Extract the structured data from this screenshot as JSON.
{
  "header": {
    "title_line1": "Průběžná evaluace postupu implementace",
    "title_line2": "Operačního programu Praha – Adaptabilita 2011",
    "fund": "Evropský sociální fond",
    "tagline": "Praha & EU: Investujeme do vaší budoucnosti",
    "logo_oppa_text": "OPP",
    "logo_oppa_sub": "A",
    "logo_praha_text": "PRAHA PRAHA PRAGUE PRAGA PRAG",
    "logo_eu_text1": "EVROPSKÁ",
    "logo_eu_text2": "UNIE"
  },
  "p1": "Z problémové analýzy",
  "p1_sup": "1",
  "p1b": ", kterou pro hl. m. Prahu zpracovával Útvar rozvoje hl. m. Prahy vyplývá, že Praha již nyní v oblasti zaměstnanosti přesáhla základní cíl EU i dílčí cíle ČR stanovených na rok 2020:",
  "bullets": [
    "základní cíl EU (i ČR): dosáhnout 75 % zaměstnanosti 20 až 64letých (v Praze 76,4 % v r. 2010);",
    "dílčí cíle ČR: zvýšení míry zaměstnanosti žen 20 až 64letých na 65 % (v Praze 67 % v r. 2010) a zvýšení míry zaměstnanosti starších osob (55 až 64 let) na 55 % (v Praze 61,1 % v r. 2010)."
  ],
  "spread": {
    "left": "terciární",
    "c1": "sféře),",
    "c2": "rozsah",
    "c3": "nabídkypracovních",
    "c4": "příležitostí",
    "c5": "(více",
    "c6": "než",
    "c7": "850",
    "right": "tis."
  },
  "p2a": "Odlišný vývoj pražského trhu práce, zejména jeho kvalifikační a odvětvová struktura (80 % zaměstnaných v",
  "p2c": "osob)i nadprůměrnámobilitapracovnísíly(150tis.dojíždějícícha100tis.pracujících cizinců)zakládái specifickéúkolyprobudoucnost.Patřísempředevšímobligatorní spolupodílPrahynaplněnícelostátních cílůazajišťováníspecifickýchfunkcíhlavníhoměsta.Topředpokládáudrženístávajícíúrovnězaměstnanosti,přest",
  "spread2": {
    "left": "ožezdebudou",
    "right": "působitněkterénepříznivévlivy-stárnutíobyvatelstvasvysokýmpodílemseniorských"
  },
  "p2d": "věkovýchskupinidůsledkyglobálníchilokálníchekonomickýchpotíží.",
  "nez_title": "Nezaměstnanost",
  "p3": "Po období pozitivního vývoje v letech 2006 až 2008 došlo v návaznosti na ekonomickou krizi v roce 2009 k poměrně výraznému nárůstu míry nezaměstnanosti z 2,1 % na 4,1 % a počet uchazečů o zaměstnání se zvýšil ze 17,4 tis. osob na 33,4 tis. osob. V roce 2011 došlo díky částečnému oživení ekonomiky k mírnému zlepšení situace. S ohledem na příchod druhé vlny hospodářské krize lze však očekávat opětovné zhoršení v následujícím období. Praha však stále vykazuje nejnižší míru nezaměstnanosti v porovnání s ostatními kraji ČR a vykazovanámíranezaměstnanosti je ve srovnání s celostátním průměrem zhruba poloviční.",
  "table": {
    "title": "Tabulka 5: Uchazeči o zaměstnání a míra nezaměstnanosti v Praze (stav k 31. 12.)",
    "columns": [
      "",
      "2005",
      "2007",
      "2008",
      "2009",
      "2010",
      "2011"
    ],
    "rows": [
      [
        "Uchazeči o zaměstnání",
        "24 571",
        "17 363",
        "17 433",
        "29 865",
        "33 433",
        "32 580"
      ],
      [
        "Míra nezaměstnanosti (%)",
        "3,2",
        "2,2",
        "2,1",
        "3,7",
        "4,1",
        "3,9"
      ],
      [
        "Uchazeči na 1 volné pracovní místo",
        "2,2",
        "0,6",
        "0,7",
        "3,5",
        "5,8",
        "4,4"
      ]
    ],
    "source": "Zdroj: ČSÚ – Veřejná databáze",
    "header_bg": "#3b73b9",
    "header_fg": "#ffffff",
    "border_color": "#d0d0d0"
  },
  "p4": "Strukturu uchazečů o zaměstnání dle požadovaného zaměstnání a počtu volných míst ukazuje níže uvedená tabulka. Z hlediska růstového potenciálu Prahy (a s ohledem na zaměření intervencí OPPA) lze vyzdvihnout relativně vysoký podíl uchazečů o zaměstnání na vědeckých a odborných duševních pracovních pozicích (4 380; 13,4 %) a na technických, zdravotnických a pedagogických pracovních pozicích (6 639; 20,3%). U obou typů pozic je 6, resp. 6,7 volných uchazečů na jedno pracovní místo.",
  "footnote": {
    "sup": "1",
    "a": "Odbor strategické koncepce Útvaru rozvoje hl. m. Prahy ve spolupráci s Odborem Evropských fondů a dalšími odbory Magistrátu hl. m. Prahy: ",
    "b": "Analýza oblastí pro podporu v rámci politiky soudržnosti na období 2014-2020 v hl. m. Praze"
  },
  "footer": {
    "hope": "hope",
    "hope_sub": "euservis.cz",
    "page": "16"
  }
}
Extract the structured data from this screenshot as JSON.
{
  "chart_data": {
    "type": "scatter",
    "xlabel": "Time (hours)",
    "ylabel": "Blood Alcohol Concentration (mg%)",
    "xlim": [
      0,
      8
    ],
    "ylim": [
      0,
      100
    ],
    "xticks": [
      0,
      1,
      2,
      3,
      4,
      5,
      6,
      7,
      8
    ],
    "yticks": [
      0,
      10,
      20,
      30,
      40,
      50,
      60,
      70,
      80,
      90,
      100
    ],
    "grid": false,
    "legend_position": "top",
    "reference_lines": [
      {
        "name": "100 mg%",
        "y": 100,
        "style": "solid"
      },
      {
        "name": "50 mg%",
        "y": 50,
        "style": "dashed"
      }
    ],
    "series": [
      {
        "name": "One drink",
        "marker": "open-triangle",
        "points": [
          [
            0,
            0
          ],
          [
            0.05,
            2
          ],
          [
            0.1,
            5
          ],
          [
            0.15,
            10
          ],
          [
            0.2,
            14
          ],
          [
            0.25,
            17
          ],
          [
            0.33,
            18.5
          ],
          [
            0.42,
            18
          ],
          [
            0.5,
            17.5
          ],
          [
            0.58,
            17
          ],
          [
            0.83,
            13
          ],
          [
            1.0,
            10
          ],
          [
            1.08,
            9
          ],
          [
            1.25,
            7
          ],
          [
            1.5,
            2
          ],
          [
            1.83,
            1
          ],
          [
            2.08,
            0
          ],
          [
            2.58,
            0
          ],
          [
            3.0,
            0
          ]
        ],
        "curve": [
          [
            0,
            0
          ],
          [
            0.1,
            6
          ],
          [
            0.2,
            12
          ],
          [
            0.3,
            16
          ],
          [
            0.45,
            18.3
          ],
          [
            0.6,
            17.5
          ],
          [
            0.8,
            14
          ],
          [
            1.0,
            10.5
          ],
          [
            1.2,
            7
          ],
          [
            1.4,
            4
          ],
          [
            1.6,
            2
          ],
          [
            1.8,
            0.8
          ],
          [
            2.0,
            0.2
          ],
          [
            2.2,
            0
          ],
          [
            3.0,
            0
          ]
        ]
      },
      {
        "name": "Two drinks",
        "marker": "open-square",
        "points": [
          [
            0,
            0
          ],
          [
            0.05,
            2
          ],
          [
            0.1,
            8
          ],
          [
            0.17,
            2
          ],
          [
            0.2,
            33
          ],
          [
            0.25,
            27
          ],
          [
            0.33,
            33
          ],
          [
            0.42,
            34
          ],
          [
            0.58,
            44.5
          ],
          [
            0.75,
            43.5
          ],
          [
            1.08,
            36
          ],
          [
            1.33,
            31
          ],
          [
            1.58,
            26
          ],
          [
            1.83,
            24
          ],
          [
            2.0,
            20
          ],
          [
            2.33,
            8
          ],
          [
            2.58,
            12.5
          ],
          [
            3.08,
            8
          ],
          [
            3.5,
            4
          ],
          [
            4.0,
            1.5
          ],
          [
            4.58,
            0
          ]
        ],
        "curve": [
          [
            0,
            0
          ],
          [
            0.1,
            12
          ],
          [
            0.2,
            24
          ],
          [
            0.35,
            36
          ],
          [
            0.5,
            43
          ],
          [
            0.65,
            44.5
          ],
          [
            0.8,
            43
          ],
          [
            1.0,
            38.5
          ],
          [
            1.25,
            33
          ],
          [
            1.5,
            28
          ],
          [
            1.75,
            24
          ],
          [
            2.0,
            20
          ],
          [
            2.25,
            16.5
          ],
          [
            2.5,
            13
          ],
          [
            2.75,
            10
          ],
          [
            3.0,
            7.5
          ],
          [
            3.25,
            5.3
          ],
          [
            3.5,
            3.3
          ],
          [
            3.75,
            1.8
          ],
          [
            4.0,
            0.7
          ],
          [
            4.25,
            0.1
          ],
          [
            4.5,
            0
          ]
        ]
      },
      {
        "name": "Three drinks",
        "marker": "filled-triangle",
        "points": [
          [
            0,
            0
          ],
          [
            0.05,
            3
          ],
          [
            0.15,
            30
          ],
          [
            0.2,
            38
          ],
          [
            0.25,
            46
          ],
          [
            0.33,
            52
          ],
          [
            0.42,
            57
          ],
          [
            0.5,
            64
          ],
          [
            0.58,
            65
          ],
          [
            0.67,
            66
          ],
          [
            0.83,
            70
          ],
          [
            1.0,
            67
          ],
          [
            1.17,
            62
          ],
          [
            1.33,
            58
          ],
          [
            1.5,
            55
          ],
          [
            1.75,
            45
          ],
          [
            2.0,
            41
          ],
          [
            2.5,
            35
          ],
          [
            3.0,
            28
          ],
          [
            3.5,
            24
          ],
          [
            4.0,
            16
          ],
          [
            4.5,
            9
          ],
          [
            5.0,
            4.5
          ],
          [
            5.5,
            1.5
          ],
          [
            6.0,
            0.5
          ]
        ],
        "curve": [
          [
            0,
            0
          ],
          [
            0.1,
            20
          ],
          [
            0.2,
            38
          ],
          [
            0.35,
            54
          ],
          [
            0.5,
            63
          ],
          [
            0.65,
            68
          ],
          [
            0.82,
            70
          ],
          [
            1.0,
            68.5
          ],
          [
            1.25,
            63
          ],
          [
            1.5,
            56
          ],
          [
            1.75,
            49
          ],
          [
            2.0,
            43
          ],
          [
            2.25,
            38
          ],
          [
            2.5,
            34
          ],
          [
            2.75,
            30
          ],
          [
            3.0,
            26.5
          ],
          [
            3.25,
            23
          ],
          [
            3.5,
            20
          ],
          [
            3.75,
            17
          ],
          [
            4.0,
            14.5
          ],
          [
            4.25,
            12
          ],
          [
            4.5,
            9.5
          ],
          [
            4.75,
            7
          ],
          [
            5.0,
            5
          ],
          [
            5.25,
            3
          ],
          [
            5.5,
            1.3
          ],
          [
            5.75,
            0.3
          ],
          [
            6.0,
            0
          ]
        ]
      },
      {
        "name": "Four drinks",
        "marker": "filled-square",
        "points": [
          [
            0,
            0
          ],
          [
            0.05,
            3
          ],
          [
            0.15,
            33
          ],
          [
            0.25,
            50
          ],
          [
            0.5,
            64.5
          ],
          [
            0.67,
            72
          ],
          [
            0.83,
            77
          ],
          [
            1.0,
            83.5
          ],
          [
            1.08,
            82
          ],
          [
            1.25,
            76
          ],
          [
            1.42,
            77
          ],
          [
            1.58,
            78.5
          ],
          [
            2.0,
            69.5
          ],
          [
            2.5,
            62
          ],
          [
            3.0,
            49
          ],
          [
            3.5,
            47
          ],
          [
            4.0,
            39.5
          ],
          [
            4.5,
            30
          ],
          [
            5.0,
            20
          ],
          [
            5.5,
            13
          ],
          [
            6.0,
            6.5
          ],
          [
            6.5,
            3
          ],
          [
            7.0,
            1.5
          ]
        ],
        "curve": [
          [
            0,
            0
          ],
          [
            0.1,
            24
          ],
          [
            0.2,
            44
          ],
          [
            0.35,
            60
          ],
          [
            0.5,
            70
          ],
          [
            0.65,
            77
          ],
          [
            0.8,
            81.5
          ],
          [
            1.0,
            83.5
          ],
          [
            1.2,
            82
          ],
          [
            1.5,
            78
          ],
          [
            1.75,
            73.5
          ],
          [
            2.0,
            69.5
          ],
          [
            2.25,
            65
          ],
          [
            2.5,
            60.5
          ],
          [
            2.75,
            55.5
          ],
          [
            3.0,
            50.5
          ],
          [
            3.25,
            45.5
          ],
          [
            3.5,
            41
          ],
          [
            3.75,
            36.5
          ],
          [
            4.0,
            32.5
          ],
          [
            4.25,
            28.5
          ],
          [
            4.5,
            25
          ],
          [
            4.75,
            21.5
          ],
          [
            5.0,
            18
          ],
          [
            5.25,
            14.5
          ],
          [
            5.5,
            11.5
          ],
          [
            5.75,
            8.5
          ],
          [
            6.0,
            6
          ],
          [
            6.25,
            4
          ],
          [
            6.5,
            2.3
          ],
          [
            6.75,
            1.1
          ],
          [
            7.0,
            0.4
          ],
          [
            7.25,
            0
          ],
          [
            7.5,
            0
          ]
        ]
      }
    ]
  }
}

● ● ●

▶ [STATED TASK]
Copy whichever lines in the listing above contain the word "období".

▶ [RESULT FOR THIS EXERCISE]
  "p3": "Po období pozitivního vývoje v letech 2006 až 2008 došlo v návaznosti na ekonomickou krizi v roce 2009 k poměrně výraznému nárůstu míry nezaměstnanosti z 2,1 % na 4,1 % a počet uchazečů o zaměstnání se zvýšil ze 17,4 tis. osob na 33,4 tis. osob. V roce 2011 došlo díky částečnému oživení ekonomiky k mírnému zlepšení situace. S ohledem na příchod druhé vlny hospodářské krize lze však očekávat opětovné zhoršení v následujícím období. Praha však stále vykazuje nejnižší míru nezaměstnanosti v porovnání s ostatními kraji ČR a vykazovanámíranezaměstnanosti je ve srovnání s celostátním průměrem zhruba poloviční.",
    "b": "Analýza oblastí pro podporu v rámci politiky soudržnosti na období 2014-2020 v hl. m. Praze"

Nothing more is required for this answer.